Brief: Drop the pictures, then extract the listing word for word.

Stored data:
———
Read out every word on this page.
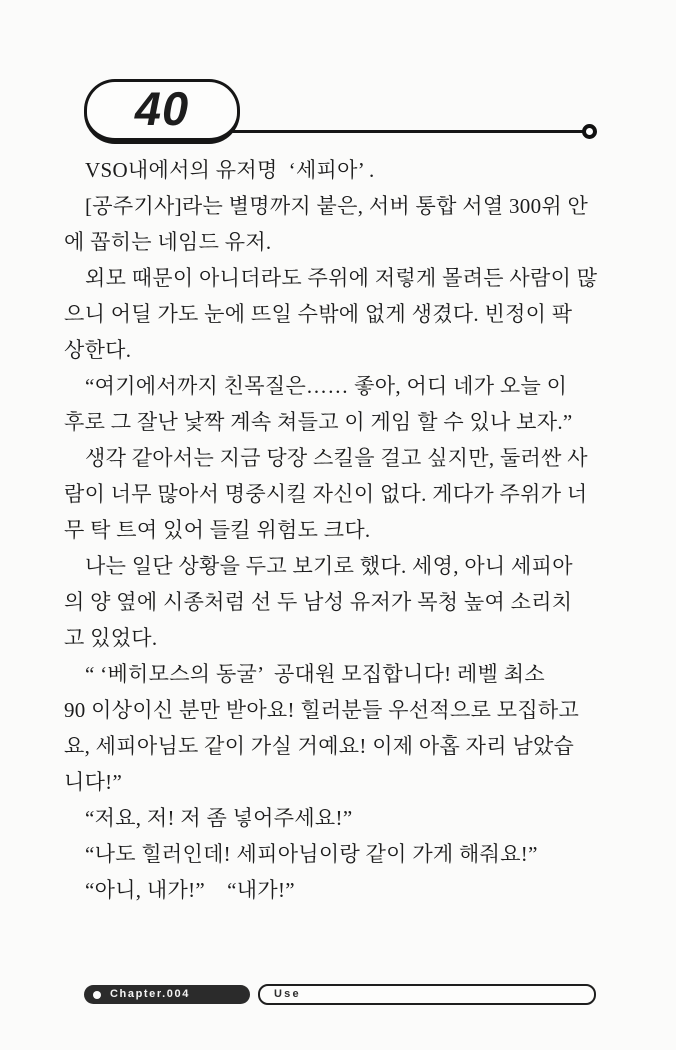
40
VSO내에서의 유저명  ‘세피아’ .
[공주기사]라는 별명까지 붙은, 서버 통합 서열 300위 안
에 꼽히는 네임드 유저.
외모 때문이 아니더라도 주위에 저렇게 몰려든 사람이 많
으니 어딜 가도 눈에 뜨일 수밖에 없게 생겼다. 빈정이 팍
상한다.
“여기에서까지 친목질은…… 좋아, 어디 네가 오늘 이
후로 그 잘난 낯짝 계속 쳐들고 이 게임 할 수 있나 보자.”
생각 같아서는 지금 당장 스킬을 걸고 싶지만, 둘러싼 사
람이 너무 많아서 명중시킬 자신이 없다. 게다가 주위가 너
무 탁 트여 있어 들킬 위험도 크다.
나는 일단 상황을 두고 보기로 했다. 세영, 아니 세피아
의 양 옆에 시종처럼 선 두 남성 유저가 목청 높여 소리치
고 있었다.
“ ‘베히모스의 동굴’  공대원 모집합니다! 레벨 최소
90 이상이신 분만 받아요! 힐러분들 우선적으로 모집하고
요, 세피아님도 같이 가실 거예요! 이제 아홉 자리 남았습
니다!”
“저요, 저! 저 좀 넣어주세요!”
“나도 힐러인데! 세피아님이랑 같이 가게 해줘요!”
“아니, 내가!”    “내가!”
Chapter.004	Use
———
Result below:
Read out every word on this page.
40
VSO내에서의 유저명  ‘세피아’ .
[공주기사]라는 별명까지 붙은, 서버 통합 서열 300위 안
에 꼽히는 네임드 유저.
외모 때문이 아니더라도 주위에 저렇게 몰려든 사람이 많
으니 어딜 가도 눈에 뜨일 수밖에 없게 생겼다. 빈정이 팍
상한다.
“여기에서까지 친목질은…… 좋아, 어디 네가 오늘 이
후로 그 잘난 낯짝 계속 쳐들고 이 게임 할 수 있나 보자.”
생각 같아서는 지금 당장 스킬을 걸고 싶지만, 둘러싼 사
람이 너무 많아서 명중시킬 자신이 없다. 게다가 주위가 너
무 탁 트여 있어 들킬 위험도 크다.
나는 일단 상황을 두고 보기로 했다. 세영, 아니 세피아
의 양 옆에 시종처럼 선 두 남성 유저가 목청 높여 소리치
고 있었다.
“ ‘베히모스의 동굴’  공대원 모집합니다! 레벨 최소
90 이상이신 분만 받아요! 힐러분들 우선적으로 모집하고
요, 세피아님도 같이 가실 거예요! 이제 아홉 자리 남았습
니다!”
“저요, 저! 저 좀 넣어주세요!”
“나도 힐러인데! 세피아님이랑 같이 가게 해줘요!”
“아니, 내가!”    “내가!”
Chapter.004	Use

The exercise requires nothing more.